Dataset records:
::::

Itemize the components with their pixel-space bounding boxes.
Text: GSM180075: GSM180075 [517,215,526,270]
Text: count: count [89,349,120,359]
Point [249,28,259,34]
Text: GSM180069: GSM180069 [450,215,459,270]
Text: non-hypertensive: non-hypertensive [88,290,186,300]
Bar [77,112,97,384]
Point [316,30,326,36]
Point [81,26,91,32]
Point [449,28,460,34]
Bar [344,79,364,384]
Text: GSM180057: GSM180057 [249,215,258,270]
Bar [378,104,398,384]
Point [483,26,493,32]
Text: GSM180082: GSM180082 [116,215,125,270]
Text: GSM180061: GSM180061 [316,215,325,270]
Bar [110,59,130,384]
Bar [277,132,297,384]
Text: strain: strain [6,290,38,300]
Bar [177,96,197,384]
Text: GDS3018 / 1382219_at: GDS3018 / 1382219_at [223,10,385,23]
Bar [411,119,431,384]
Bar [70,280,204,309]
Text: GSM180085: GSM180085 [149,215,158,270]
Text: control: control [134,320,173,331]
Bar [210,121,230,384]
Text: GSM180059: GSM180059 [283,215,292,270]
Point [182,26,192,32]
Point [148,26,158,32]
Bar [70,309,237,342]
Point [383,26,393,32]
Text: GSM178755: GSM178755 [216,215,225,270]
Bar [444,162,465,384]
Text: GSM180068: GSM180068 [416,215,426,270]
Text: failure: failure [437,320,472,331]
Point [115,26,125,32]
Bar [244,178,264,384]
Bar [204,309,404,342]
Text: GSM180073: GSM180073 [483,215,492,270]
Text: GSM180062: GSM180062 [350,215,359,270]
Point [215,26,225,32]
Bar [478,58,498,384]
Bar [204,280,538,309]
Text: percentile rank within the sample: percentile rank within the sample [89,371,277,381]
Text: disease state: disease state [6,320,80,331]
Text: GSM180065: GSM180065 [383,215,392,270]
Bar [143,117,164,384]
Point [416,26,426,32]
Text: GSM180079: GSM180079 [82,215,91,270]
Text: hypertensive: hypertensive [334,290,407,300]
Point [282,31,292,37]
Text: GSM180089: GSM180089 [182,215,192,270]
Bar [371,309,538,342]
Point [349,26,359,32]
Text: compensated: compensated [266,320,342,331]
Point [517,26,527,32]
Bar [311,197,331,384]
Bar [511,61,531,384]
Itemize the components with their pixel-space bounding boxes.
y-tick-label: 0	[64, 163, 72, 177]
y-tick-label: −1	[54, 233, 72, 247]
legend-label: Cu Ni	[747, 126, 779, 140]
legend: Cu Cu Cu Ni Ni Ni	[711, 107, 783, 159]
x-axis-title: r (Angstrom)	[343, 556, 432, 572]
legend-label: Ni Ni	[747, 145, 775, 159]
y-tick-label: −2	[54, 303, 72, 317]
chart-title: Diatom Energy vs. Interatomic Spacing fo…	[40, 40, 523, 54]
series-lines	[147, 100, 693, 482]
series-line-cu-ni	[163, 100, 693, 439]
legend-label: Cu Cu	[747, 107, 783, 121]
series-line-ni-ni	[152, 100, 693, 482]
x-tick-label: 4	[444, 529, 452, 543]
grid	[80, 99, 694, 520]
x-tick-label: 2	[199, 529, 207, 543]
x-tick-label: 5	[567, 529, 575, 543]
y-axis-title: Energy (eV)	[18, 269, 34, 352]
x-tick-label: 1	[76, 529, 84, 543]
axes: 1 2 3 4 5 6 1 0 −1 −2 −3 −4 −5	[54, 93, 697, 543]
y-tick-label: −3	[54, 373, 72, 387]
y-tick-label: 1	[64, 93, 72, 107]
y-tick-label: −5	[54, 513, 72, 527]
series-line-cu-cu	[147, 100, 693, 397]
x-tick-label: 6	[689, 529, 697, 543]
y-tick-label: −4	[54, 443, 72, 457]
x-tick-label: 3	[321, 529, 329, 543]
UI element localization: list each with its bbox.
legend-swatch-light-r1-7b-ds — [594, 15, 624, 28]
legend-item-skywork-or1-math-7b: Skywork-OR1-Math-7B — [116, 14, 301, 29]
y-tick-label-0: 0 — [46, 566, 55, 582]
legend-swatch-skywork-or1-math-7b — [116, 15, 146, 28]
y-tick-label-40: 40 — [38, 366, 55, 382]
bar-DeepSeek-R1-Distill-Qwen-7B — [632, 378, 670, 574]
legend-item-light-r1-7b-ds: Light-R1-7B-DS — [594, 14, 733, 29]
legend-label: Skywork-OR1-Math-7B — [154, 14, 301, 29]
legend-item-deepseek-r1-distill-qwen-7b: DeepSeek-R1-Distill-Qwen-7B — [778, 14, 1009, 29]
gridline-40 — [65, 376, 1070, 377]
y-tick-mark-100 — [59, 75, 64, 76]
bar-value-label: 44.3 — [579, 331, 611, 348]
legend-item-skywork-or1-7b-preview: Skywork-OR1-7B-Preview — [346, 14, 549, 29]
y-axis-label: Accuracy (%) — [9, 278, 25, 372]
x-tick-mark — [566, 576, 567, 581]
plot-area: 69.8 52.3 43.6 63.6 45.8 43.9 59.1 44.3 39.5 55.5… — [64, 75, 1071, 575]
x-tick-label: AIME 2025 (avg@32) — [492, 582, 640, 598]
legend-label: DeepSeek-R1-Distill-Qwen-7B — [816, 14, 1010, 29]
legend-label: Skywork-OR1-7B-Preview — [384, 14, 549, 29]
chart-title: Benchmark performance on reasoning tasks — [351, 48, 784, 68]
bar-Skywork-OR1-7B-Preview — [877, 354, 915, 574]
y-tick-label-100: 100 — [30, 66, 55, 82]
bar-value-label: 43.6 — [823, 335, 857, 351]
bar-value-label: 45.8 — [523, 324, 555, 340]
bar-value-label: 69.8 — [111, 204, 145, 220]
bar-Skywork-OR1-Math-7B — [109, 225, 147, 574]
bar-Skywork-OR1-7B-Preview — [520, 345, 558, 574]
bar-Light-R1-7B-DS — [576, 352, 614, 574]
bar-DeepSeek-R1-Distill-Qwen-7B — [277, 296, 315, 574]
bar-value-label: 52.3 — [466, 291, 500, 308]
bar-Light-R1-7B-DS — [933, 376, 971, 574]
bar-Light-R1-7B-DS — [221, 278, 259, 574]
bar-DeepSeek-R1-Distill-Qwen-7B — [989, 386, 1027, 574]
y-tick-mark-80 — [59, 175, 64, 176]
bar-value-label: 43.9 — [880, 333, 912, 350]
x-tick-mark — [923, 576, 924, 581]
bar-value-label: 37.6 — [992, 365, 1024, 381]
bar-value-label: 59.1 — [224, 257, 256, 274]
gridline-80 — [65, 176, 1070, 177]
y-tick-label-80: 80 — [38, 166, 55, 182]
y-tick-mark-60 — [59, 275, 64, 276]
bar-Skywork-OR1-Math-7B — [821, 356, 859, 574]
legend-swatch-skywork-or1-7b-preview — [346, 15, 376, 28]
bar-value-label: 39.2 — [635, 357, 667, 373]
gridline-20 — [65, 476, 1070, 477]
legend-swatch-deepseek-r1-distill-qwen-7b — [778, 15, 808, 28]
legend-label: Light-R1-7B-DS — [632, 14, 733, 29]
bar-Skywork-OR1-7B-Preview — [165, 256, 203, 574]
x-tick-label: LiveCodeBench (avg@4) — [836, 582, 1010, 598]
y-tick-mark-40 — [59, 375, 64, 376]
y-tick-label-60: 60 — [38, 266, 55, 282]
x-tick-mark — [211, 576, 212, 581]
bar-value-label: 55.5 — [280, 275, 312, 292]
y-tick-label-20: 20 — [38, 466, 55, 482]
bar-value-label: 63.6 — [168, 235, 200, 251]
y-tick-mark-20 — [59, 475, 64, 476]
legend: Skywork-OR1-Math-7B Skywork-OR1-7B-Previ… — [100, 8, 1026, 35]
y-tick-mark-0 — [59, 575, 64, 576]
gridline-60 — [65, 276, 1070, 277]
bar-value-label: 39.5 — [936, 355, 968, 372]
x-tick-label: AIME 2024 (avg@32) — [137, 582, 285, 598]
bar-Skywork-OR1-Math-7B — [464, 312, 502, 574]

::::

Problem to solve:
Can you give the items again from the start up to and including the line with "Bar [378,104,398,384]", changing every "Point" to "Marker" and leaving all else unchanged?

Task answer:
Itemize the components with their pixel-space bounding boxes.
Text: GSM180075: GSM180075 [517,215,526,270]
Text: count: count [89,349,120,359]
Marker [249,28,259,34]
Text: GSM180069: GSM180069 [450,215,459,270]
Text: non-hypertensive: non-hypertensive [88,290,186,300]
Bar [77,112,97,384]
Marker [316,30,326,36]
Marker [81,26,91,32]
Marker [449,28,460,34]
Bar [344,79,364,384]
Text: GSM180057: GSM180057 [249,215,258,270]
Bar [378,104,398,384]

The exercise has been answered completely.